**REQUEST:**
Give back all the data exactly, line by line.
_ _ _
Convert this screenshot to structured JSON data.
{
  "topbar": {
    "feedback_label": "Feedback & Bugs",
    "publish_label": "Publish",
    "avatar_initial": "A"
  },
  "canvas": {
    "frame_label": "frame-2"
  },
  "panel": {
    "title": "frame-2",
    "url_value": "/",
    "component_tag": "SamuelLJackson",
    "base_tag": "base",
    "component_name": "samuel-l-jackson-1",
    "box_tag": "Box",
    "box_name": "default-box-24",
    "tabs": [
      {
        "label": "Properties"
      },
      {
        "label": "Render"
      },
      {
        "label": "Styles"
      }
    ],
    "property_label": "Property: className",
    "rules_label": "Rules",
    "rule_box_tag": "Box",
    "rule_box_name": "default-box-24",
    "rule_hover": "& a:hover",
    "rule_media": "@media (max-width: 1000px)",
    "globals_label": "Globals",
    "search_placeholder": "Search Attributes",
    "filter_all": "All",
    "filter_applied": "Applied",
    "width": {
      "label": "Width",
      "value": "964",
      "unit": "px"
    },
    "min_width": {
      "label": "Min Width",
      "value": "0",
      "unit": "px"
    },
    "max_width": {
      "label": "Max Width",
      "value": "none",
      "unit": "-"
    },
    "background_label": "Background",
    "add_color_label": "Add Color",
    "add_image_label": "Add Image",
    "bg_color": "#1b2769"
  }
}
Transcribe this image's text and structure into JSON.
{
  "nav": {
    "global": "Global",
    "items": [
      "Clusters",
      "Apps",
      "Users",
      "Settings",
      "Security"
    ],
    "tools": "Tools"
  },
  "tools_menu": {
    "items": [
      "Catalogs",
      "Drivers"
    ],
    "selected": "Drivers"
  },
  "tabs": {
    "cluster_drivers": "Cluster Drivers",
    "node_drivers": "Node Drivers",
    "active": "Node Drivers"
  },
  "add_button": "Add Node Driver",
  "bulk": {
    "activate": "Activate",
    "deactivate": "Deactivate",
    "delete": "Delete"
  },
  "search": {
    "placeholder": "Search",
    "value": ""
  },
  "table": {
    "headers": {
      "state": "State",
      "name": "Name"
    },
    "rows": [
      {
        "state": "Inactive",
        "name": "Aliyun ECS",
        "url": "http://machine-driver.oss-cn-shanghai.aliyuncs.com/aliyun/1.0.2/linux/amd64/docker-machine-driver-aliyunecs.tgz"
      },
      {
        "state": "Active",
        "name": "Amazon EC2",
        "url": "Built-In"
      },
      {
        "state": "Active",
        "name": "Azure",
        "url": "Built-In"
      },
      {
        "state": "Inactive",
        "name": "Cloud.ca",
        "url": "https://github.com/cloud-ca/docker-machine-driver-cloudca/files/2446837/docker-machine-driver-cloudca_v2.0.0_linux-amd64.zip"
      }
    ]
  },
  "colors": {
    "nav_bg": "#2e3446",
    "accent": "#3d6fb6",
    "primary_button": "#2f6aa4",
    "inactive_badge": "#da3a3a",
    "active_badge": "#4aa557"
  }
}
_ _ _
**RESPONSE TO THIS EXERCISE:**
Convert this screenshot to structured JSON data.
{
  "topbar": {
    "feedback_label": "Feedback & Bugs",
    "publish_label": "Publish",
    "avatar_initial": "A"
  },
  "canvas": {
    "frame_label": "frame-2"
  },
  "panel": {
    "title": "frame-2",
    "url_value": "/",
    "component_tag": "SamuelLJackson",
    "base_tag": "base",
    "component_name": "samuel-l-jackson-1",
    "box_tag": "Box",
    "box_name": "default-box-24",
    "tabs": [
      {
        "label": "Properties"
      },
      {
        "label": "Render"
      },
      {
        "label": "Styles"
      }
    ],
    "property_label": "Property: className",
    "rules_label": "Rules",
    "rule_box_tag": "Box",
    "rule_box_name": "default-box-24",
    "rule_hover": "& a:hover",
    "rule_media": "@media (max-width: 1000px)",
    "globals_label": "Globals",
    "search_placeholder": "Search Attributes",
    "filter_all": "All",
    "filter_applied": "Applied",
    "width": {
      "label": "Width",
      "value": "964",
      "unit": "px"
    },
    "min_width": {
      "label": "Min Width",
      "value": "0",
      "unit": "px"
    },
    "max_width": {
      "label": "Max Width",
      "value": "none",
      "unit": "-"
    },
    "background_label": "Background",
    "add_color_label": "Add Color",
    "add_image_label": "Add Image",
    "bg_color": "#1b2769"
  }
}
Transcribe this image's text and structure into JSON.
{
  "nav": {
    "global": "Global",
    "items": [
      "Clusters",
      "Apps",
      "Users",
      "Settings",
      "Security"
    ],
    "tools": "Tools"
  },
  "tools_menu": {
    "items": [
      "Catalogs",
      "Drivers"
    ],
    "selected": "Drivers"
  },
  "tabs": {
    "cluster_drivers": "Cluster Drivers",
    "node_drivers": "Node Drivers",
    "active": "Node Drivers"
  },
  "add_button": "Add Node Driver",
  "bulk": {
    "activate": "Activate",
    "deactivate": "Deactivate",
    "delete": "Delete"
  },
  "search": {
    "placeholder": "Search",
    "value": ""
  },
  "table": {
    "headers": {
      "state": "State",
      "name": "Name"
    },
    "rows": [
      {
        "state": "Inactive",
        "name": "Aliyun ECS",
        "url": "http://machine-driver.oss-cn-shanghai.aliyuncs.com/aliyun/1.0.2/linux/amd64/docker-machine-driver-aliyunecs.tgz"
      },
      {
        "state": "Active",
        "name": "Amazon EC2",
        "url": "Built-In"
      },
      {
        "state": "Active",
        "name": "Azure",
        "url": "Built-In"
      },
      {
        "state": "Inactive",
        "name": "Cloud.ca",
        "url": "https://github.com/cloud-ca/docker-machine-driver-cloudca/files/2446837/docker-machine-driver-cloudca_v2.0.0_linux-amd64.zip"
      }
    ]
  },
  "colors": {
    "nav_bg": "#2e3446",
    "accent": "#3d6fb6",
    "primary_button": "#2f6aa4",
    "inactive_badge": "#da3a3a",
    "active_badge": "#4aa557"
  }
}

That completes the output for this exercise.